■ **Short task**:
Count the lines below that contain "data". Give only the number.

■ **A run of records**:
━━━━━━━━

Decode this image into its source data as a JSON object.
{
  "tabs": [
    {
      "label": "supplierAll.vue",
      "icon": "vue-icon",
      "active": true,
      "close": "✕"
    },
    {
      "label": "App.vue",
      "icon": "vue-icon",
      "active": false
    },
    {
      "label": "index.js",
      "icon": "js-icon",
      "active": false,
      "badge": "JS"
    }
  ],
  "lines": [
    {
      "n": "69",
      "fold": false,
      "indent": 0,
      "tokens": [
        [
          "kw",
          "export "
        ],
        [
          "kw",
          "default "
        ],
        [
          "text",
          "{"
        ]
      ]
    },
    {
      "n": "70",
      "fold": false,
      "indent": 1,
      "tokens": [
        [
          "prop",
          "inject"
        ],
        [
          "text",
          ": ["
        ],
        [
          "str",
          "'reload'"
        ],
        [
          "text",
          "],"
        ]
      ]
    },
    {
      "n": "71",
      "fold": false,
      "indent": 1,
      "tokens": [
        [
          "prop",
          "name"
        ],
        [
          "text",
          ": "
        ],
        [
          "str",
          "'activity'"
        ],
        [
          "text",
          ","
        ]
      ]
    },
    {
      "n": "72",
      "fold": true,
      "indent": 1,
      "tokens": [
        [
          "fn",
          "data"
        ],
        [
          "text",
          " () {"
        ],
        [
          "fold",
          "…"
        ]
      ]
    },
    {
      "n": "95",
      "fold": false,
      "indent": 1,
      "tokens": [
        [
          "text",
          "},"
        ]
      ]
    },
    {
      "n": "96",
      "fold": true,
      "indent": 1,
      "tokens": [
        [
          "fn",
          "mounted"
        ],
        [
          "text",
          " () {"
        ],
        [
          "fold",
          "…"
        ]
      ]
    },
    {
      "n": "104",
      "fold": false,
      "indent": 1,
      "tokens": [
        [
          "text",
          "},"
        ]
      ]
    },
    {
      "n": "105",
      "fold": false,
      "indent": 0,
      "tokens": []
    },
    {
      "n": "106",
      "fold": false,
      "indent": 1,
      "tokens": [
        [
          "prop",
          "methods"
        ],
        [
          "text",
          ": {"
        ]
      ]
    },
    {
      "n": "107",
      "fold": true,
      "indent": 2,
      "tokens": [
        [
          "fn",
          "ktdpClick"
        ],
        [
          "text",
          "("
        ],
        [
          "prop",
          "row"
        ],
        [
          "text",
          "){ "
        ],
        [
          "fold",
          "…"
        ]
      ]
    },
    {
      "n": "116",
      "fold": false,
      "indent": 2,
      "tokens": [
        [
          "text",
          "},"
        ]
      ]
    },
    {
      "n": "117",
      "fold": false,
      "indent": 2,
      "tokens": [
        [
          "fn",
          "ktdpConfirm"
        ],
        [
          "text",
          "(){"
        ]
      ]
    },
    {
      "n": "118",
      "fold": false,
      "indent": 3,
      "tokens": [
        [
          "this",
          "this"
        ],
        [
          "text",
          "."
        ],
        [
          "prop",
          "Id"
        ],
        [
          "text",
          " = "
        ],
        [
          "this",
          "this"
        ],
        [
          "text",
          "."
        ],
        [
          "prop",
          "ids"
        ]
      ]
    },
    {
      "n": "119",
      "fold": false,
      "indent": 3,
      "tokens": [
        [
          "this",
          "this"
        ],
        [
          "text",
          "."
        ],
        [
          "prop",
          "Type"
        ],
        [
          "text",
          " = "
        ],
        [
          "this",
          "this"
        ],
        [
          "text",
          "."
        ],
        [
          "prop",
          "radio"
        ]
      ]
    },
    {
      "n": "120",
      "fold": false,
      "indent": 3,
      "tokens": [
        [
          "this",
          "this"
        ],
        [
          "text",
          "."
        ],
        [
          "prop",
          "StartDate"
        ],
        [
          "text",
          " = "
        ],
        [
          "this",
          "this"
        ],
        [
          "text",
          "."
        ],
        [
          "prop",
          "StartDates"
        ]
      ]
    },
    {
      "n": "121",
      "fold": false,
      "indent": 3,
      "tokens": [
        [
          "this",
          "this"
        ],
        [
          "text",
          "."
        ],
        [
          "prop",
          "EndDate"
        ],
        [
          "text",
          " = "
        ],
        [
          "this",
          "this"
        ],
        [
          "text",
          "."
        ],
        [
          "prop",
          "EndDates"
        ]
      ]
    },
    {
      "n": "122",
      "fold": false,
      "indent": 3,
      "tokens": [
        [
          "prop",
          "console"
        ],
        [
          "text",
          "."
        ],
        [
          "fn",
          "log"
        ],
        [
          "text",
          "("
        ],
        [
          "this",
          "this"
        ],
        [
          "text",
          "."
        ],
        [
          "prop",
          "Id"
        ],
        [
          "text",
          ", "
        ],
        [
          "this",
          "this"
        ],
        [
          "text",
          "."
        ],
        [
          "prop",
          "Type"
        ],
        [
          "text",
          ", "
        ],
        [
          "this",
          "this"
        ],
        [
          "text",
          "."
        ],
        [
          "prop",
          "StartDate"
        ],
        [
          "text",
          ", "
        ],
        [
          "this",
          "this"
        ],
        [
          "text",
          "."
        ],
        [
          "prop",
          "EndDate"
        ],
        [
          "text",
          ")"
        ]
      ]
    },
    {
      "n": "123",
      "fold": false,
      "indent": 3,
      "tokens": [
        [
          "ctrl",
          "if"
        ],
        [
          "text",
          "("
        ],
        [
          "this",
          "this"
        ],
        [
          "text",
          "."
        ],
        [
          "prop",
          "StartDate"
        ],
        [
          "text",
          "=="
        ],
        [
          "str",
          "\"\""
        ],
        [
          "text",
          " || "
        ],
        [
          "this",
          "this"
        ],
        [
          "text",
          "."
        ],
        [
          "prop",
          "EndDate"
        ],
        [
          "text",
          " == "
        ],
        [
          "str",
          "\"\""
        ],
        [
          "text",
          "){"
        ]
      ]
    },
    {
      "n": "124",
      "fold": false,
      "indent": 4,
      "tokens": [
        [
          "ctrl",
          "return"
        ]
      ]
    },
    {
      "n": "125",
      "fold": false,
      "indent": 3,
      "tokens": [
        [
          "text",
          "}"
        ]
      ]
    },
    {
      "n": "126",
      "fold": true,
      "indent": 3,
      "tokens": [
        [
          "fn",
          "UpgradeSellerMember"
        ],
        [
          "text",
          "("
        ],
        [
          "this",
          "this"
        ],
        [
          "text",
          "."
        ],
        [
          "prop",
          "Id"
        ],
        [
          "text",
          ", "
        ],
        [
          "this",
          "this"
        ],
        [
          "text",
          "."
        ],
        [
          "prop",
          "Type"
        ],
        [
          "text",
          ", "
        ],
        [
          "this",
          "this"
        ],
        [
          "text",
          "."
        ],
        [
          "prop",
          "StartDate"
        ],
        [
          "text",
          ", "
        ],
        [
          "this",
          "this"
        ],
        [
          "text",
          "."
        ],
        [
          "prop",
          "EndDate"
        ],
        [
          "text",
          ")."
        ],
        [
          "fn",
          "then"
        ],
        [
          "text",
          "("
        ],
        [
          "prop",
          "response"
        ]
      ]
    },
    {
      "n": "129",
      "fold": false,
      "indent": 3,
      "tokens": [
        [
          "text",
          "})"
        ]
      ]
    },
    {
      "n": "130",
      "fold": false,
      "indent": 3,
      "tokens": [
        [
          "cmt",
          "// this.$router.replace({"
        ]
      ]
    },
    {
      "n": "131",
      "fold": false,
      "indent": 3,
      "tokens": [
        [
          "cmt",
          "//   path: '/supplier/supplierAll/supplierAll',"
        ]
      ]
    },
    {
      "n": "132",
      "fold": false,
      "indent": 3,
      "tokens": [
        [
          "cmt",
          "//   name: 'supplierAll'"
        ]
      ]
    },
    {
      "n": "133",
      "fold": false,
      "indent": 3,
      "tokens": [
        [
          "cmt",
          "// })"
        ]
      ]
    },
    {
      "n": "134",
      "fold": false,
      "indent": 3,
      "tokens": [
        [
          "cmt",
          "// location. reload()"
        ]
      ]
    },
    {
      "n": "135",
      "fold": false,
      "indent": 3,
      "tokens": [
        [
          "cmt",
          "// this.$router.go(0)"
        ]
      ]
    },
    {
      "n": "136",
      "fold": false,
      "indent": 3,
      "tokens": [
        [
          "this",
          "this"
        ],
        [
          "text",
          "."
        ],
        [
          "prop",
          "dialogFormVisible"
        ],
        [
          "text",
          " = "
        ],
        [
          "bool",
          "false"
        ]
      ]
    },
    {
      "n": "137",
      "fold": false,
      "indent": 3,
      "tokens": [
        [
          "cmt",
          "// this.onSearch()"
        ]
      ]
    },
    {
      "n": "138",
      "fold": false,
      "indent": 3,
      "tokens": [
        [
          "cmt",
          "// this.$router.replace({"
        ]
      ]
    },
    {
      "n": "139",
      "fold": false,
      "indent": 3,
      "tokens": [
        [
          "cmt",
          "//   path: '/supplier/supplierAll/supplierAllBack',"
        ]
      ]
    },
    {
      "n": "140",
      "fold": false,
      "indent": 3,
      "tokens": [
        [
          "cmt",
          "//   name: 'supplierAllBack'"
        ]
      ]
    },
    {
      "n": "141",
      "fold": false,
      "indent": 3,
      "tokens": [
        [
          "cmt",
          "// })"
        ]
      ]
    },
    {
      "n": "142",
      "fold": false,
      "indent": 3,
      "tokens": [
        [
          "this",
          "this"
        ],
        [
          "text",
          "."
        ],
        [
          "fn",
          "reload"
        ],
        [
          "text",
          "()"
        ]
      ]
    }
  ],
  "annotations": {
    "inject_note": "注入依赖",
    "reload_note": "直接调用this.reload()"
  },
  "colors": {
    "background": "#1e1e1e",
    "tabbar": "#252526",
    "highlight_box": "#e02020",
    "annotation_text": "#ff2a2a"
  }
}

━━━━━━━━

■ **The reply**:
2